• TASK BRIEF
In the records that follow, locate every line with "Staphylococcus" and extract it.

• DATA SHOWN
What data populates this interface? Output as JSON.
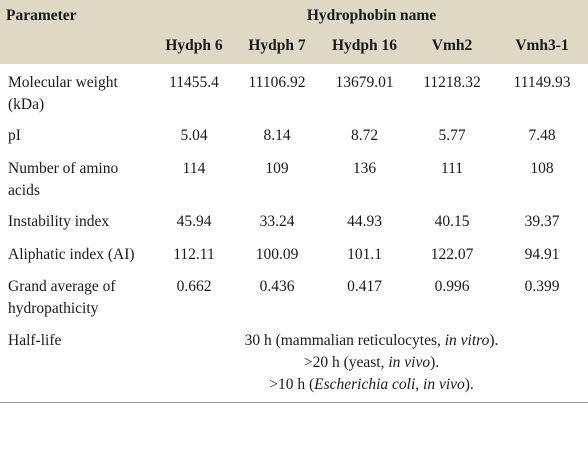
{
  "header": {
    "parameter": "Parameter",
    "group": "Hydrophobin name",
    "columns": [
      "Hydph 6",
      "Hydph 7",
      "Hydph 16",
      "Vmh2",
      "Vmh3-1"
    ]
  },
  "rows": [
    {
      "label": "Molecular weight (kDa)",
      "values": [
        "11455.4",
        "11106.92",
        "13679.01",
        "11218.32",
        "11149.93"
      ]
    },
    {
      "label": "pI",
      "values": [
        "5.04",
        "8.14",
        "8.72",
        "5.77",
        "7.48"
      ]
    },
    {
      "label": "Number of amino acids",
      "values": [
        "114",
        "109",
        "136",
        "111",
        "108"
      ]
    },
    {
      "label": "Instability index",
      "values": [
        "45.94",
        "33.24",
        "44.93",
        "40.15",
        "39.37"
      ]
    },
    {
      "label": "Aliphatic index (AI)",
      "values": [
        "112.11",
        "100.09",
        "101.1",
        "122.07",
        "94.91"
      ]
    },
    {
      "label": "Grand average of hydropathicity",
      "values": [
        "0.662",
        "0.436",
        "0.417",
        "0.996",
        "0.399"
      ]
    }
  ],
  "half_life": {
    "label": "Half-life",
    "lines": [
      {
        "pre": "30 h (mammalian reticulocytes, ",
        "em": "in vitro",
        "post": ")."
      },
      {
        "pre": ">20 h (yeast, ",
        "em": "in vivo",
        "post": ")."
      },
      {
        "pre": ">10 h (",
        "em": "Escherichia coli, in vivo",
        "post": ")."
      }
    ]
  }
}
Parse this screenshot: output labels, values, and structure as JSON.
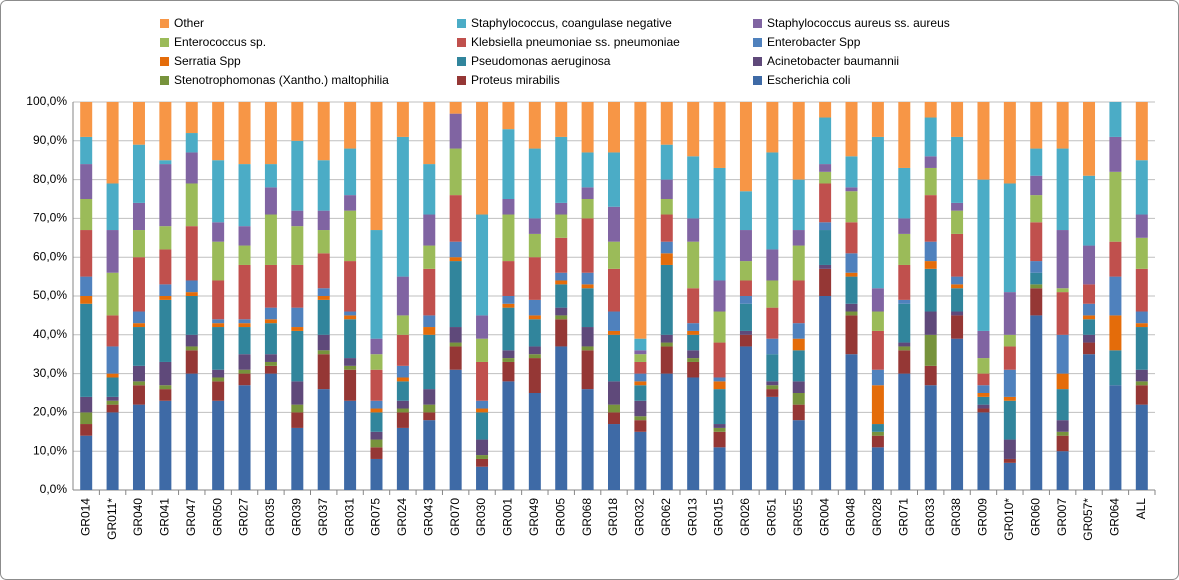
{
  "chart_data": {
    "type": "stacked_bar",
    "categories": [
      "GR014",
      "GR011*",
      "GR040",
      "GR041",
      "GR047",
      "GR050",
      "GR027",
      "GR035",
      "GR039",
      "GR037",
      "GR031",
      "GR075",
      "GR024",
      "GR043",
      "GR070",
      "GR030",
      "GR001",
      "GR049",
      "GR005",
      "GR068",
      "GR018",
      "GR032",
      "GR062",
      "GR013",
      "GR015",
      "GR026",
      "GR051",
      "GR055",
      "GR004",
      "GR048",
      "GR028",
      "GR071",
      "GR033",
      "GR038",
      "GR009",
      "GR010*",
      "GR060",
      "GR007",
      "GR057*",
      "GR064",
      "ALL"
    ],
    "ylim": [
      0,
      100
    ],
    "yticks": [
      {
        "value": 0,
        "label": "0,0%"
      },
      {
        "value": 10,
        "label": "10,0%"
      },
      {
        "value": 20,
        "label": "20,0%"
      },
      {
        "value": 30,
        "label": "30,0%"
      },
      {
        "value": 40,
        "label": "40,0%"
      },
      {
        "value": 50,
        "label": "50,0%"
      },
      {
        "value": 60,
        "label": "60,0%"
      },
      {
        "value": 70,
        "label": "70,0%"
      },
      {
        "value": 80,
        "label": "80,0%"
      },
      {
        "value": 90,
        "label": "90,0%"
      },
      {
        "value": 100,
        "label": "100,0%"
      }
    ],
    "grid": true,
    "series": [
      {
        "name": "Other",
        "color": "#f79646",
        "values": [
          9,
          21,
          11,
          15,
          8,
          15,
          16,
          16,
          10,
          15,
          12,
          33,
          9,
          16,
          3,
          29,
          7,
          12,
          9,
          13,
          13,
          61,
          11,
          14,
          17,
          23,
          13,
          20,
          4,
          14,
          9,
          17,
          4,
          9,
          20,
          21,
          12,
          12,
          19,
          0,
          15
        ]
      },
      {
        "name": "Staphylococcus, coangulase negative",
        "color": "#4bacc6",
        "values": [
          7,
          12,
          15,
          1,
          5,
          16,
          16,
          6,
          18,
          13,
          12,
          28,
          36,
          13,
          0,
          26,
          18,
          18,
          17,
          9,
          14,
          3,
          9,
          16,
          29,
          10,
          25,
          13,
          12,
          8,
          39,
          13,
          10,
          17,
          39,
          28,
          7,
          21,
          18,
          9,
          14
        ]
      },
      {
        "name": "Staphylococcus aureus ss. aureus",
        "color": "#8064a2",
        "values": [
          9,
          11,
          7,
          16,
          8,
          5,
          5,
          7,
          4,
          5,
          4,
          4,
          10,
          8,
          9,
          6,
          4,
          4,
          3,
          3,
          9,
          1,
          5,
          6,
          8,
          8,
          8,
          4,
          2,
          1,
          6,
          4,
          3,
          2,
          7,
          11,
          5,
          15,
          10,
          9,
          6
        ]
      },
      {
        "name": "Enterococcus sp.",
        "color": "#9bbb59",
        "values": [
          8,
          11,
          7,
          6,
          11,
          10,
          5,
          13,
          10,
          6,
          13,
          4,
          5,
          6,
          12,
          6,
          12,
          6,
          6,
          5,
          7,
          2,
          4,
          12,
          8,
          5,
          7,
          9,
          3,
          8,
          5,
          8,
          7,
          6,
          4,
          3,
          7,
          1,
          0,
          18,
          8
        ]
      },
      {
        "name": "Klebsiella pneumoniae ss. pneumoniae",
        "color": "#c0504d",
        "values": [
          12,
          8,
          14,
          9,
          14,
          10,
          14,
          11,
          11,
          9,
          13,
          8,
          8,
          12,
          12,
          10,
          9,
          11,
          9,
          14,
          11,
          3,
          7,
          9,
          9,
          4,
          8,
          11,
          10,
          8,
          10,
          9,
          12,
          11,
          3,
          6,
          10,
          11,
          5,
          9,
          11
        ]
      },
      {
        "name": "Enterobacter Spp",
        "color": "#4f81bd",
        "values": [
          5,
          7,
          3,
          3,
          3,
          1,
          1,
          3,
          5,
          2,
          1,
          2,
          3,
          3,
          4,
          2,
          2,
          4,
          2,
          3,
          5,
          2,
          3,
          2,
          1,
          2,
          4,
          4,
          2,
          5,
          4,
          1,
          5,
          2,
          2,
          7,
          3,
          10,
          3,
          10,
          3
        ]
      },
      {
        "name": "Serratia Spp",
        "color": "#e46c0a",
        "values": [
          2,
          1,
          1,
          1,
          1,
          1,
          1,
          1,
          1,
          1,
          1,
          1,
          1,
          2,
          1,
          1,
          1,
          1,
          1,
          1,
          1,
          1,
          3,
          1,
          2,
          0,
          0,
          3,
          0,
          1,
          10,
          0,
          2,
          1,
          1,
          1,
          0,
          4,
          1,
          9,
          1
        ]
      },
      {
        "name": "Pseudomonas aeruginosa",
        "color": "#31859c",
        "values": [
          24,
          5,
          10,
          16,
          10,
          11,
          7,
          8,
          13,
          9,
          10,
          5,
          5,
          14,
          17,
          7,
          11,
          7,
          6,
          10,
          12,
          4,
          18,
          4,
          9,
          7,
          7,
          8,
          9,
          7,
          2,
          10,
          11,
          6,
          2,
          10,
          3,
          8,
          4,
          9,
          11
        ]
      },
      {
        "name": "Acinetobacter baumannii",
        "color": "#5f497a",
        "values": [
          4,
          1,
          4,
          6,
          3,
          2,
          4,
          2,
          6,
          4,
          2,
          2,
          2,
          4,
          4,
          4,
          2,
          2,
          2,
          5,
          6,
          4,
          2,
          2,
          1,
          1,
          1,
          3,
          1,
          2,
          0,
          1,
          6,
          1,
          1,
          5,
          0,
          3,
          2,
          0,
          3
        ]
      },
      {
        "name": "Stenotrophomonas (Xantho.) maltophilia",
        "color": "#77933c",
        "values": [
          3,
          1,
          1,
          1,
          1,
          1,
          1,
          1,
          2,
          1,
          1,
          2,
          1,
          2,
          1,
          1,
          1,
          1,
          1,
          1,
          2,
          1,
          1,
          1,
          1,
          0,
          1,
          3,
          0,
          1,
          1,
          1,
          8,
          0,
          0,
          0,
          1,
          1,
          0,
          0,
          1
        ]
      },
      {
        "name": "Proteus mirabilis",
        "color": "#953735",
        "values": [
          3,
          2,
          5,
          3,
          6,
          5,
          3,
          2,
          4,
          9,
          8,
          3,
          4,
          2,
          6,
          2,
          5,
          9,
          7,
          10,
          3,
          3,
          7,
          4,
          4,
          3,
          2,
          4,
          7,
          10,
          3,
          6,
          5,
          6,
          1,
          1,
          7,
          4,
          3,
          0,
          5
        ]
      },
      {
        "name": "Escherichia coli",
        "color": "#3e6aa6",
        "values": [
          14,
          20,
          22,
          23,
          30,
          23,
          27,
          30,
          16,
          26,
          23,
          8,
          16,
          18,
          31,
          6,
          28,
          25,
          37,
          26,
          17,
          15,
          30,
          29,
          11,
          37,
          24,
          18,
          50,
          35,
          11,
          30,
          27,
          39,
          20,
          7,
          45,
          10,
          35,
          27,
          22
        ]
      }
    ]
  }
}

• TASK RESULT
        "name": "Staphylococcus, coangulase negative",
        "name": "Staphylococcus aureus ss. aureus",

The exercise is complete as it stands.